Aim of the task
In the entries below, find every line holding the string "color" and collect it.

(Figure content listings)
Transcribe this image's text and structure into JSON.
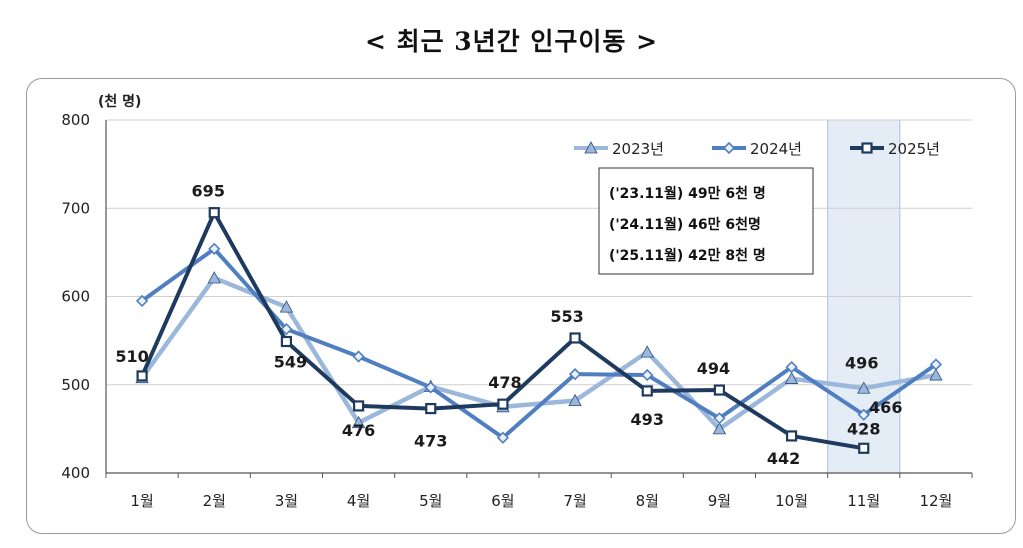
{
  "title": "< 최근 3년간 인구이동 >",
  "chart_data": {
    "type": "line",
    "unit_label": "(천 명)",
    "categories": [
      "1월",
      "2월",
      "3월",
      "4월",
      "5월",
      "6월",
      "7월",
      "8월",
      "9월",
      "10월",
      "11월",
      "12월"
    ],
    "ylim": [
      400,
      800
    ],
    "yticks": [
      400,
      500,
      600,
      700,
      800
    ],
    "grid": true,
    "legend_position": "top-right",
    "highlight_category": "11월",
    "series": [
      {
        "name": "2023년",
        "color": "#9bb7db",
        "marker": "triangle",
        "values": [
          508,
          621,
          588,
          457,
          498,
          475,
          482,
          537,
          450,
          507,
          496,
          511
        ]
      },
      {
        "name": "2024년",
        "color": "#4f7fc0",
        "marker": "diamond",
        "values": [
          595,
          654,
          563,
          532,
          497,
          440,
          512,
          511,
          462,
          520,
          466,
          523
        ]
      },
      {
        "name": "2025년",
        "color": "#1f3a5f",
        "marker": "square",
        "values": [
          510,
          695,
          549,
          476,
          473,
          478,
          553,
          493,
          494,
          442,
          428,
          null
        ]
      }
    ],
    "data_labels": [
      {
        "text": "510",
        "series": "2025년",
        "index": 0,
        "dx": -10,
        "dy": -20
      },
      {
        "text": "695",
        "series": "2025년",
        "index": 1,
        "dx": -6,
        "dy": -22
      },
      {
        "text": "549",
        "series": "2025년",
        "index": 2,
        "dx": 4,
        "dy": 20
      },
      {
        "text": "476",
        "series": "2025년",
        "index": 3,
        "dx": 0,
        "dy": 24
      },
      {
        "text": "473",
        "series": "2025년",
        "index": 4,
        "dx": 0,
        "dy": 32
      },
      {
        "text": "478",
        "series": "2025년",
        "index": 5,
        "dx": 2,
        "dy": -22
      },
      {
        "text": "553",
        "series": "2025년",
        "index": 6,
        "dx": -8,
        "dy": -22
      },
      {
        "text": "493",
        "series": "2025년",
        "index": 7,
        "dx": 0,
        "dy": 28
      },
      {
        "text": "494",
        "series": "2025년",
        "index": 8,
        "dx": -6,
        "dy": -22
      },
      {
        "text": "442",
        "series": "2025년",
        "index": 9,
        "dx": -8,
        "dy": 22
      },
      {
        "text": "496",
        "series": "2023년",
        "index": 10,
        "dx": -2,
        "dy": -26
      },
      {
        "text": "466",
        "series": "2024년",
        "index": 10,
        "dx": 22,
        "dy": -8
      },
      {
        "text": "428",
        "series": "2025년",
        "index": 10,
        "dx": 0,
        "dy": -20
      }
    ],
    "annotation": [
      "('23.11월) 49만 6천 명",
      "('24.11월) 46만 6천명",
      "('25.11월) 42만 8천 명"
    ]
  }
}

Response below
        "color": "#9bb7db",
        "color": "#4f7fc0",
        "color": "#1f3a5f",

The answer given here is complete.